:: Data shown
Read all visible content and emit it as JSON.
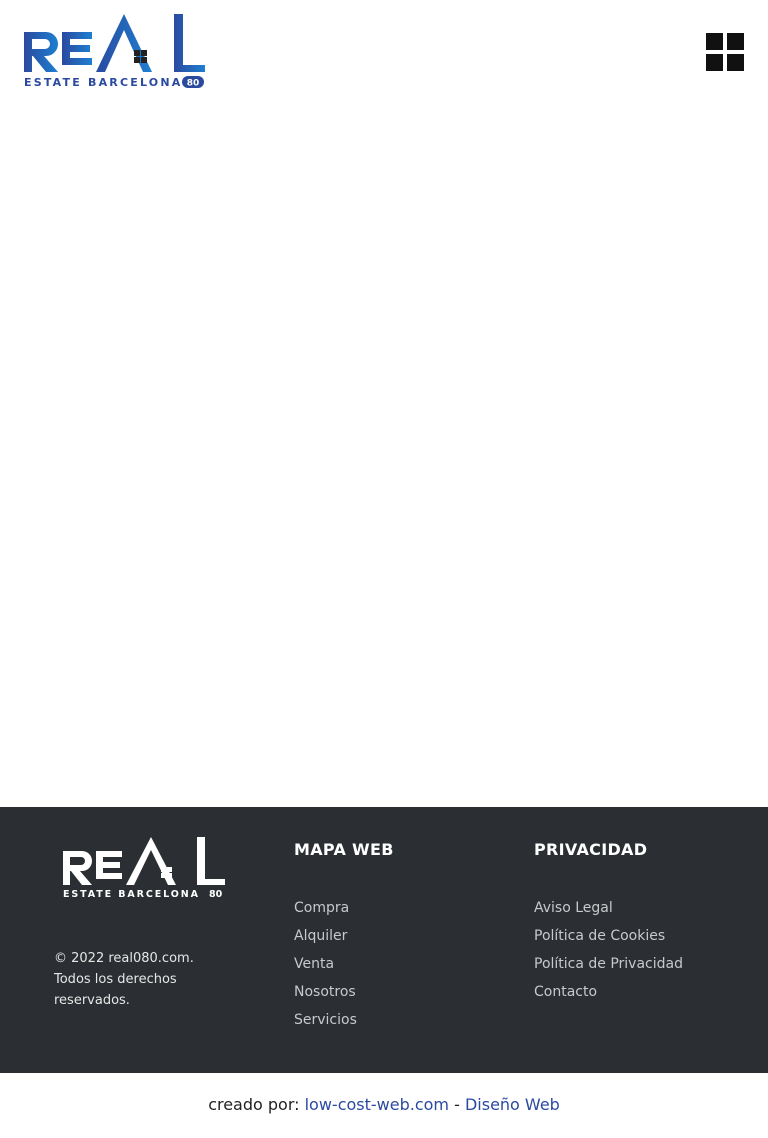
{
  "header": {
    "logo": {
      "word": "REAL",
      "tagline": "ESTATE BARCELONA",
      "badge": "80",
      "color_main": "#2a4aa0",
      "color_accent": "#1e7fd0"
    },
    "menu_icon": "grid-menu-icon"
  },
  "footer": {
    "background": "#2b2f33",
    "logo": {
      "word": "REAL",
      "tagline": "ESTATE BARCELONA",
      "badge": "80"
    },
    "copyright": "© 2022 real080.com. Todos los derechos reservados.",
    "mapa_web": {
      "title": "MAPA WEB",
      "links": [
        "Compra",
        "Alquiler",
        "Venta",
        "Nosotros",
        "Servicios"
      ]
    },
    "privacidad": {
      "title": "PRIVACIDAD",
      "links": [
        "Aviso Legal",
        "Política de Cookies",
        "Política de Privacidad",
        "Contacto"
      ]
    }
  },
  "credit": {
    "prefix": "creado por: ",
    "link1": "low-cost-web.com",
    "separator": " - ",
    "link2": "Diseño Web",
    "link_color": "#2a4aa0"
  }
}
::::
:: Data shown
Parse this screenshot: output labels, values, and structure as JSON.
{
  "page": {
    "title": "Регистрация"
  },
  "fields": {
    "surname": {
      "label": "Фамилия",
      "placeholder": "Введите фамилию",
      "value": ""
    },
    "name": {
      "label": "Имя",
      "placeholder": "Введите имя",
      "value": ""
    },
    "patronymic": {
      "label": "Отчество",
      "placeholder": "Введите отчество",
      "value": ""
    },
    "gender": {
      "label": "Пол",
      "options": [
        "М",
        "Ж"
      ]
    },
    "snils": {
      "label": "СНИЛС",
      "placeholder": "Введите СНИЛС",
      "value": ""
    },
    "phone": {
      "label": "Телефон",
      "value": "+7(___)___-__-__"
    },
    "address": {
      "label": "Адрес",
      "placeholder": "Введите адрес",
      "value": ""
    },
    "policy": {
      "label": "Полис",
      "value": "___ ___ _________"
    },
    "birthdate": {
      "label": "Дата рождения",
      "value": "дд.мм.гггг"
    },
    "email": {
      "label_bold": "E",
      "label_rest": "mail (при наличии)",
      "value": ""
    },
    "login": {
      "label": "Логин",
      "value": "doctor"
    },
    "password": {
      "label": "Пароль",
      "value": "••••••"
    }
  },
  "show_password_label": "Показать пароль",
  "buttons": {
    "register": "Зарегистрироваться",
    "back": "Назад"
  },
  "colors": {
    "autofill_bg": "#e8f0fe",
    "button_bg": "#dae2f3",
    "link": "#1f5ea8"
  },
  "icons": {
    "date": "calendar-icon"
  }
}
::::
→ **Exercise prompt**
Using the listing above, return all lines where the word "СНИЛС" occurs.

→ **Response to this exercise**
      "label": "СНИЛС",
      "placeholder": "Введите СНИЛС",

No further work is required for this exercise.